Work instructions
Type out all the records word for word. Any pictures are to be left out.

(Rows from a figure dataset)

******************************

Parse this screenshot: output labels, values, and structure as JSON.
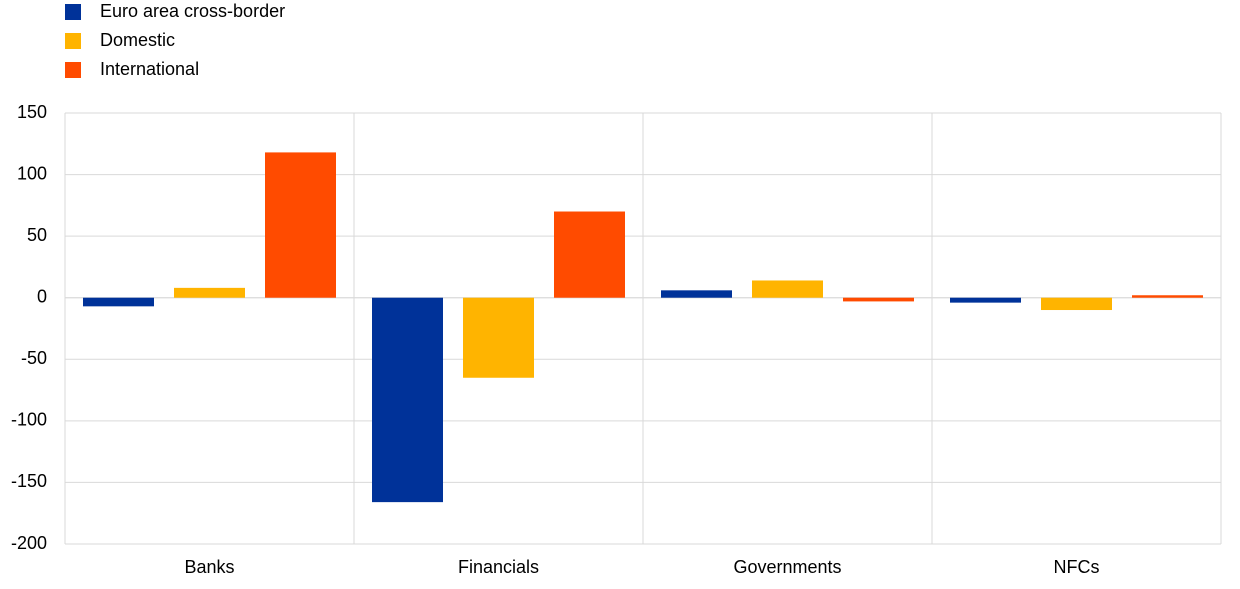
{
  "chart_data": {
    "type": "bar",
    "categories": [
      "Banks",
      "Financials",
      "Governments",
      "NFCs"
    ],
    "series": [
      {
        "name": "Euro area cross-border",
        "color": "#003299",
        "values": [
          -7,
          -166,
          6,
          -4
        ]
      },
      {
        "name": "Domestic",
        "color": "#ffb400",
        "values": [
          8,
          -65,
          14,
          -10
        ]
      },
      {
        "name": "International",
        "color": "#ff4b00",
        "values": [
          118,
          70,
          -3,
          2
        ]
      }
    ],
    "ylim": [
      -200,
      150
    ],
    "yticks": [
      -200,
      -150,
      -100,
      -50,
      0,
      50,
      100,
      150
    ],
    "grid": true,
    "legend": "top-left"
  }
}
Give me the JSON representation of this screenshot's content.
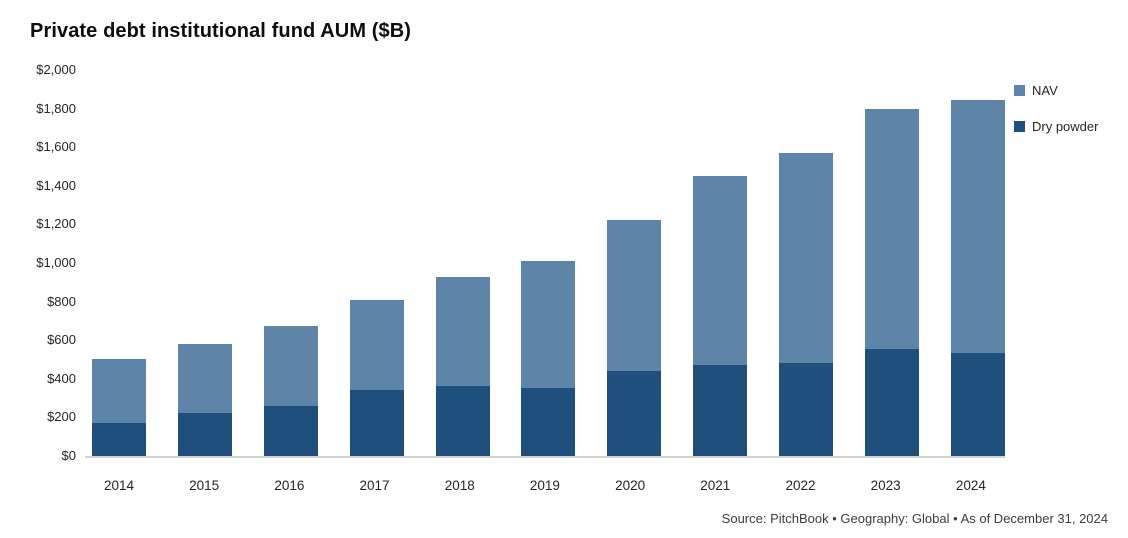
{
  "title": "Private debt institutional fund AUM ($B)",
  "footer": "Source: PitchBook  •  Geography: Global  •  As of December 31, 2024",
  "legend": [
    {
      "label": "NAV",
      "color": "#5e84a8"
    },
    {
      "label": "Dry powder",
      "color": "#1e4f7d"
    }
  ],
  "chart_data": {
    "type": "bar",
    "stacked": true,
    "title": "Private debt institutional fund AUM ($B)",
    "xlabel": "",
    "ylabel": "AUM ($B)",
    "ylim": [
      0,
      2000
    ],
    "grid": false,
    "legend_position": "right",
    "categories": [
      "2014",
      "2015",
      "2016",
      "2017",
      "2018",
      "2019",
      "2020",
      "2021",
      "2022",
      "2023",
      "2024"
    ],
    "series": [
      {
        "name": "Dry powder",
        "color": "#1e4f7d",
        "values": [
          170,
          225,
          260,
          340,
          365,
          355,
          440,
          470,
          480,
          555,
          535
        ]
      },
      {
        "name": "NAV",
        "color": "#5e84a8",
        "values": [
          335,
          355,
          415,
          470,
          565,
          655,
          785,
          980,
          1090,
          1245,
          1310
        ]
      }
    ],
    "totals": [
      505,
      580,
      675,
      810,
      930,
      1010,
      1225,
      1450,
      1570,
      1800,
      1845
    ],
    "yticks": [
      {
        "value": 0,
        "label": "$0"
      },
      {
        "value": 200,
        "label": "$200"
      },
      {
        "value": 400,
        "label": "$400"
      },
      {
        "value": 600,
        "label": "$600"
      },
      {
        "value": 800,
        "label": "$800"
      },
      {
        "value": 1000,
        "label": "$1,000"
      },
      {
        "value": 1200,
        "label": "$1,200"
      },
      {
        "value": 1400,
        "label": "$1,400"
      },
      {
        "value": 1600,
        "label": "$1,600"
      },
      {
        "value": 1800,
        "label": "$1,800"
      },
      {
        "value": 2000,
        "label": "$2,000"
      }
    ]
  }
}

******************************

Complete output
Parse this screenshot: output labels, values, and structure as JSON.
{
  "chart_data": {
    "type": "bar",
    "categories": [
      "Banks",
      "Financials",
      "Governments",
      "NFCs"
    ],
    "series": [
      {
        "name": "Euro area cross-border",
        "color": "#003299",
        "values": [
          -7,
          -166,
          6,
          -4
        ]
      },
      {
        "name": "Domestic",
        "color": "#ffb400",
        "values": [
          8,
          -65,
          14,
          -10
        ]
      },
      {
        "name": "International",
        "color": "#ff4b00",
        "values": [
          118,
          70,
          -3,
          2
        ]
      }
    ],
    "ylim": [
      -200,
      150
    ],
    "yticks": [
      -200,
      -150,
      -100,
      -50,
      0,
      50,
      100,
      150
    ],
    "grid": true,
    "legend": "top-left"
  }
}
Give me the JSON representation of this screenshot's content.
{
  "title": "Private debt institutional fund AUM ($B)",
  "footer": "Source: PitchBook  •  Geography: Global  •  As of December 31, 2024",
  "legend": [
    {
      "label": "NAV",
      "color": "#5e84a8"
    },
    {
      "label": "Dry powder",
      "color": "#1e4f7d"
    }
  ],
  "chart_data": {
    "type": "bar",
    "stacked": true,
    "title": "Private debt institutional fund AUM ($B)",
    "xlabel": "",
    "ylabel": "AUM ($B)",
    "ylim": [
      0,
      2000
    ],
    "grid": false,
    "legend_position": "right",
    "categories": [
      "2014",
      "2015",
      "2016",
      "2017",
      "2018",
      "2019",
      "2020",
      "2021",
      "2022",
      "2023",
      "2024"
    ],
    "series": [
      {
        "name": "Dry powder",
        "color": "#1e4f7d",
        "values": [
          170,
          225,
          260,
          340,
          365,
          355,
          440,
          470,
          480,
          555,
          535
        ]
      },
      {
        "name": "NAV",
        "color": "#5e84a8",
        "values": [
          335,
          355,
          415,
          470,
          565,
          655,
          785,
          980,
          1090,
          1245,
          1310
        ]
      }
    ],
    "totals": [
      505,
      580,
      675,
      810,
      930,
      1010,
      1225,
      1450,
      1570,
      1800,
      1845
    ],
    "yticks": [
      {
        "value": 0,
        "label": "$0"
      },
      {
        "value": 200,
        "label": "$200"
      },
      {
        "value": 400,
        "label": "$400"
      },
      {
        "value": 600,
        "label": "$600"
      },
      {
        "value": 800,
        "label": "$800"
      },
      {
        "value": 1000,
        "label": "$1,000"
      },
      {
        "value": 1200,
        "label": "$1,200"
      },
      {
        "value": 1400,
        "label": "$1,400"
      },
      {
        "value": 1600,
        "label": "$1,600"
      },
      {
        "value": 1800,
        "label": "$1,800"
      },
      {
        "value": 2000,
        "label": "$2,000"
      }
    ]
  }
}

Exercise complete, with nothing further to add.